Directions for this task: Print the full listing exactly.

※

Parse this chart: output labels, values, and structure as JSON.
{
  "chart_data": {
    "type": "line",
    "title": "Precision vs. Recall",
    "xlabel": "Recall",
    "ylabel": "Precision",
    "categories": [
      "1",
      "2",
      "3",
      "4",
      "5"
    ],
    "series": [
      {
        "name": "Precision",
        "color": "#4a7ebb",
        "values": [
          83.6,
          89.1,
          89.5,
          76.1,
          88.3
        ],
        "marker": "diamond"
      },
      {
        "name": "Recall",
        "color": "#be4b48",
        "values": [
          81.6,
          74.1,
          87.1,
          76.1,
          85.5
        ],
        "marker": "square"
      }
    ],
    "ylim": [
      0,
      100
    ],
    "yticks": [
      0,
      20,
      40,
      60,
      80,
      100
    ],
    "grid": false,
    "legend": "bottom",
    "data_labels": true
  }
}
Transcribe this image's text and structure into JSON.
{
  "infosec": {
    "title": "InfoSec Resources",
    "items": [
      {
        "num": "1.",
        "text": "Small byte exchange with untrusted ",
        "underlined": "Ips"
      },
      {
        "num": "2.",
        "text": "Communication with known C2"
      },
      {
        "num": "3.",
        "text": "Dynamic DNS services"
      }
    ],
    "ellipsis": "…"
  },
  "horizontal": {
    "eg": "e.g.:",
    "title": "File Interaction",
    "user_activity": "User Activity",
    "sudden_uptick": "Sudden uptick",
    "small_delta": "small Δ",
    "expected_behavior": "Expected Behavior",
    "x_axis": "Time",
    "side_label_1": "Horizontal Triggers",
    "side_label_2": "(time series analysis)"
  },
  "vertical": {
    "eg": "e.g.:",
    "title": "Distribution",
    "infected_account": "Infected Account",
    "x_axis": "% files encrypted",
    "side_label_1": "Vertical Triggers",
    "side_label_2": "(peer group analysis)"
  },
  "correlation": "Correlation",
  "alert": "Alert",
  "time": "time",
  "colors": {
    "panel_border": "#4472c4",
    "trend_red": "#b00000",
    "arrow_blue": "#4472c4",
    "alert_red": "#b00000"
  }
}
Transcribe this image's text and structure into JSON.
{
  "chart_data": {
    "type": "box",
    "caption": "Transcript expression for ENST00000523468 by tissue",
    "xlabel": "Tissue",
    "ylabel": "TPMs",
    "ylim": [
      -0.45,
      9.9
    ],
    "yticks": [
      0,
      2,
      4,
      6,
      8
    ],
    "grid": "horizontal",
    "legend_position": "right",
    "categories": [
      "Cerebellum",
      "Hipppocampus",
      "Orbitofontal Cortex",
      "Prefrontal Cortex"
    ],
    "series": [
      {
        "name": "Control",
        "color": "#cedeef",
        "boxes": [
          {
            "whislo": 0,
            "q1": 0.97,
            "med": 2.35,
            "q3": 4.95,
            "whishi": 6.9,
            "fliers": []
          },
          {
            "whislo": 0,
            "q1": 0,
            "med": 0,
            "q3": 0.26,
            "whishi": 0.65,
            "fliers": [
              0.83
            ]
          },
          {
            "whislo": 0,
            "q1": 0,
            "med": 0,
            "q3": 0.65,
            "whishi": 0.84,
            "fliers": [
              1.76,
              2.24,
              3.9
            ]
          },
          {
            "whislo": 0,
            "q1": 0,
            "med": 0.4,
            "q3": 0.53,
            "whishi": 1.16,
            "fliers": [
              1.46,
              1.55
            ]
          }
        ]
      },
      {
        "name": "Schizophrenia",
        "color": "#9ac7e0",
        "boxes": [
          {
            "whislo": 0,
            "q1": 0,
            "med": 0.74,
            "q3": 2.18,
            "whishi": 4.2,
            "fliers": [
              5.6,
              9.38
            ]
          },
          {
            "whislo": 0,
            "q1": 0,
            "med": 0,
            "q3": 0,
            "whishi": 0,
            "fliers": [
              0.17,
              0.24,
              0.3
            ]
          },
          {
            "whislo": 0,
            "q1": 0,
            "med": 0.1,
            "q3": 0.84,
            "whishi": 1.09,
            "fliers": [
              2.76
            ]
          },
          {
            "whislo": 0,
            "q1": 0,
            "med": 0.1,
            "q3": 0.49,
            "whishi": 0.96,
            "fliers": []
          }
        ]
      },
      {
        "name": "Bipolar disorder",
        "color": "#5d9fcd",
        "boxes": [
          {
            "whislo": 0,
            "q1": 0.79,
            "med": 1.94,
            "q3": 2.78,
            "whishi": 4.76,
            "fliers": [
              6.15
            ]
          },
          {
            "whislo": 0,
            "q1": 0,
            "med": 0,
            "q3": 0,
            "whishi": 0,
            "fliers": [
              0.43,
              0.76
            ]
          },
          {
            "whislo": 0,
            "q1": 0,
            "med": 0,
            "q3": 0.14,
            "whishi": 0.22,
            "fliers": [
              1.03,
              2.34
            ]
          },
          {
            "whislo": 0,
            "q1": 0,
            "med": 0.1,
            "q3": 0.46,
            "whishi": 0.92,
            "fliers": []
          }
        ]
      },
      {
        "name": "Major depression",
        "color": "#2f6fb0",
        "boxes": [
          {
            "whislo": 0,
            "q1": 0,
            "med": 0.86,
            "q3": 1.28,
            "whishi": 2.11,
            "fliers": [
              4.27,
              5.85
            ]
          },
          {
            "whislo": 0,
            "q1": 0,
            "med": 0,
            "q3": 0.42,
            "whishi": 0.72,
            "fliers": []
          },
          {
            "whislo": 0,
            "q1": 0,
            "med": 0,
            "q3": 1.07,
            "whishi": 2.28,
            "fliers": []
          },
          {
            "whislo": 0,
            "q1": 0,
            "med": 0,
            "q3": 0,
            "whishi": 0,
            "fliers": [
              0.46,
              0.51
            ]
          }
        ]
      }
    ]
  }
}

※

Output of the exercise:
Parse this chart: output labels, values, and structure as JSON.
{
  "chart_data": {
    "type": "line",
    "title": "Precision vs. Recall",
    "xlabel": "Recall",
    "ylabel": "Precision",
    "categories": [
      "1",
      "2",
      "3",
      "4",
      "5"
    ],
    "series": [
      {
        "name": "Precision",
        "color": "#4a7ebb",
        "values": [
          83.6,
          89.1,
          89.5,
          76.1,
          88.3
        ],
        "marker": "diamond"
      },
      {
        "name": "Recall",
        "color": "#be4b48",
        "values": [
          81.6,
          74.1,
          87.1,
          76.1,
          85.5
        ],
        "marker": "square"
      }
    ],
    "ylim": [
      0,
      100
    ],
    "yticks": [
      0,
      20,
      40,
      60,
      80,
      100
    ],
    "grid": false,
    "legend": "bottom",
    "data_labels": true
  }
}
Transcribe this image's text and structure into JSON.
{
  "infosec": {
    "title": "InfoSec Resources",
    "items": [
      {
        "num": "1.",
        "text": "Small byte exchange with untrusted ",
        "underlined": "Ips"
      },
      {
        "num": "2.",
        "text": "Communication with known C2"
      },
      {
        "num": "3.",
        "text": "Dynamic DNS services"
      }
    ],
    "ellipsis": "…"
  },
  "horizontal": {
    "eg": "e.g.:",
    "title": "File Interaction",
    "user_activity": "User Activity",
    "sudden_uptick": "Sudden uptick",
    "small_delta": "small Δ",
    "expected_behavior": "Expected Behavior",
    "x_axis": "Time",
    "side_label_1": "Horizontal Triggers",
    "side_label_2": "(time series analysis)"
  },
  "vertical": {
    "eg": "e.g.:",
    "title": "Distribution",
    "infected_account": "Infected Account",
    "x_axis": "% files encrypted",
    "side_label_1": "Vertical Triggers",
    "side_label_2": "(peer group analysis)"
  },
  "correlation": "Correlation",
  "alert": "Alert",
  "time": "time",
  "colors": {
    "panel_border": "#4472c4",
    "trend_red": "#b00000",
    "arrow_blue": "#4472c4",
    "alert_red": "#b00000"
  }
}
Transcribe this image's text and structure into JSON.
{
  "chart_data": {
    "type": "box",
    "caption": "Transcript expression for ENST00000523468 by tissue",
    "xlabel": "Tissue",
    "ylabel": "TPMs",
    "ylim": [
      -0.45,
      9.9
    ],
    "yticks": [
      0,
      2,
      4,
      6,
      8
    ],
    "grid": "horizontal",
    "legend_position": "right",
    "categories": [
      "Cerebellum",
      "Hipppocampus",
      "Orbitofontal Cortex",
      "Prefrontal Cortex"
    ],
    "series": [
      {
        "name": "Control",
        "color": "#cedeef",
        "boxes": [
          {
            "whislo": 0,
            "q1": 0.97,
            "med": 2.35,
            "q3": 4.95,
            "whishi": 6.9,
            "fliers": []
          },
          {
            "whislo": 0,
            "q1": 0,
            "med": 0,
            "q3": 0.26,
            "whishi": 0.65,
            "fliers": [
              0.83
            ]
          },
          {
            "whislo": 0,
            "q1": 0,
            "med": 0,
            "q3": 0.65,
            "whishi": 0.84,
            "fliers": [
              1.76,
              2.24,
              3.9
            ]
          },
          {
            "whislo": 0,
            "q1": 0,
            "med": 0.4,
            "q3": 0.53,
            "whishi": 1.16,
            "fliers": [
              1.46,
              1.55
            ]
          }
        ]
      },
      {
        "name": "Schizophrenia",
        "color": "#9ac7e0",
        "boxes": [
          {
            "whislo": 0,
            "q1": 0,
            "med": 0.74,
            "q3": 2.18,
            "whishi": 4.2,
            "fliers": [
              5.6,
              9.38
            ]
          },
          {
            "whislo": 0,
            "q1": 0,
            "med": 0,
            "q3": 0,
            "whishi": 0,
            "fliers": [
              0.17,
              0.24,
              0.3
            ]
          },
          {
            "whislo": 0,
            "q1": 0,
            "med": 0.1,
            "q3": 0.84,
            "whishi": 1.09,
            "fliers": [
              2.76
            ]
          },
          {
            "whislo": 0,
            "q1": 0,
            "med": 0.1,
            "q3": 0.49,
            "whishi": 0.96,
            "fliers": []
          }
        ]
      },
      {
        "name": "Bipolar disorder",
        "color": "#5d9fcd",
        "boxes": [
          {
            "whislo": 0,
            "q1": 0.79,
            "med": 1.94,
            "q3": 2.78,
            "whishi": 4.76,
            "fliers": [
              6.15
            ]
          },
          {
            "whislo": 0,
            "q1": 0,
            "med": 0,
            "q3": 0,
            "whishi": 0,
            "fliers": [
              0.43,
              0.76
            ]
          },
          {
            "whislo": 0,
            "q1": 0,
            "med": 0,
            "q3": 0.14,
            "whishi": 0.22,
            "fliers": [
              1.03,
              2.34
            ]
          },
          {
            "whislo": 0,
            "q1": 0,
            "med": 0.1,
            "q3": 0.46,
            "whishi": 0.92,
            "fliers": []
          }
        ]
      },
      {
        "name": "Major depression",
        "color": "#2f6fb0",
        "boxes": [
          {
            "whislo": 0,
            "q1": 0,
            "med": 0.86,
            "q3": 1.28,
            "whishi": 2.11,
            "fliers": [
              4.27,
              5.85
            ]
          },
          {
            "whislo": 0,
            "q1": 0,
            "med": 0,
            "q3": 0.42,
            "whishi": 0.72,
            "fliers": []
          },
          {
            "whislo": 0,
            "q1": 0,
            "med": 0,
            "q3": 1.07,
            "whishi": 2.28,
            "fliers": []
          },
          {
            "whislo": 0,
            "q1": 0,
            "med": 0,
            "q3": 0,
            "whishi": 0,
            "fliers": [
              0.46,
              0.51
            ]
          }
        ]
      }
    ]
  }
}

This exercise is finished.